• **EXTRACTED TEXT**
· · ·

Solution. (a) Setting $r = 1, 2, 3$ ,

$\begin{aligned} u_2 &= 3 u_1 + 5 = 3a + 5, \\ u_3 &= 3u_2 + 5 = 3(3a+5) + 5 = 9a + 20 \\ u_4 &= 3u_3 + 5 = 3(9a + 20) + 5 = 27a + 65.\end{aligned}$

(b) Using summation notation,

$\begin{aligned}110 = \sum_{r=1}^4 u_r &= u_1 + u_2 + u_3 + u_4 \\ &= a + (3a+5) + (9a+20) + (27a+65) \\ &= 40a + 90.\end{aligned}$

Solving the equation yields $a = 1/2$ .

Question 2. Arithmetic and Geometric Progression

Solution. (a) Let $u_n = a + (n-1)d$ denote the $n$ -th term of the arithmetic sequence, $n \geq 1$ . By considering the sum of the first $20$ terms, we have first term $a$ and last term $a + 19d$ so that

$\displaystyle \frac{20}{2} (a + (a+19d)) = 65 \quad \Rightarrow \quad 2a + 19d = 6.5.$

For the next $8$ terms, we have first term $a + 20d$ and last term $a + 27d$ so that

$\displaystyle \frac 82 ((a+20d) + (a + 27d)) = -30 \quad \Rightarrow \quad 2a + 47d = -7.5.$

Solving the system of linear equations yields $a = 8$ and $d = -1/2$ .

· · ·

• **ENTRIES SHOWN**

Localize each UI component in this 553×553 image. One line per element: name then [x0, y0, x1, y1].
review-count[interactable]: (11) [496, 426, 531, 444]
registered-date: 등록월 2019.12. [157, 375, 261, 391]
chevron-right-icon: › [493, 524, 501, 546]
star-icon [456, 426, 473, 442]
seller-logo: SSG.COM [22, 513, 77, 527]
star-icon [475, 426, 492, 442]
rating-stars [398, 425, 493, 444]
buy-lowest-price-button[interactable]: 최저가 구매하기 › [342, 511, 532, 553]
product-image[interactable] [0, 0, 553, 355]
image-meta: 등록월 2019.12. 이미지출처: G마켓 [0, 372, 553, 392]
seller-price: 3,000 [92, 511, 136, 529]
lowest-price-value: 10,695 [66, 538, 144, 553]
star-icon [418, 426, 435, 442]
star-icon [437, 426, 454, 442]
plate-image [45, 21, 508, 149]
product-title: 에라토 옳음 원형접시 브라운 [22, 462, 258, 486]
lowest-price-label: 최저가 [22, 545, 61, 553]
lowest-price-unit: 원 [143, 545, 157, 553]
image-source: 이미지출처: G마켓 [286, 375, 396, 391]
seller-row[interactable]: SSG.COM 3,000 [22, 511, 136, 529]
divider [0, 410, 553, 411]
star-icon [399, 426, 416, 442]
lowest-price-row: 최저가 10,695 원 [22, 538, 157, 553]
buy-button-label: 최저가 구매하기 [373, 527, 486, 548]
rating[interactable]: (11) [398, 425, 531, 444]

· · ·

• **OBJECTIVE A**
Repeat the passage from the worked math solutions word for word, starting at "Solution. (a) Let" and ending at "and $d = -1/2$ .".
• **OBJECTIVE B**
In the worked math solutions, what first term and common difference are found for the arithmetic sequence in Question 2?

• **FULL SOLUTION A**
Solution. (a) Let $u_n = a + (n-1)d$ denote the $n$ -th term of the arithmetic sequence, $n \geq 1$ . By considering the sum of the first $20$ terms, we have first term $a$ and last term $a + 19d$ so that

$\displaystyle \frac{20}{2} (a + (a+19d)) = 65 \quad \Rightarrow \quad 2a + 19d = 6.5.$

For the next $8$ terms, we have first term $a + 20d$ and last term $a + 27d$ so that

$\displaystyle \frac 82 ((a+20d) + (a + 27d)) = -30 \quad \Rightarrow \quad 2a + 47d = -7.5.$

Solving the system of linear equations yields $a = 8$ and $d = -1/2$ .

• **FULL SOLUTION B**
The first term is a = 8 and the common difference is d = -1/2.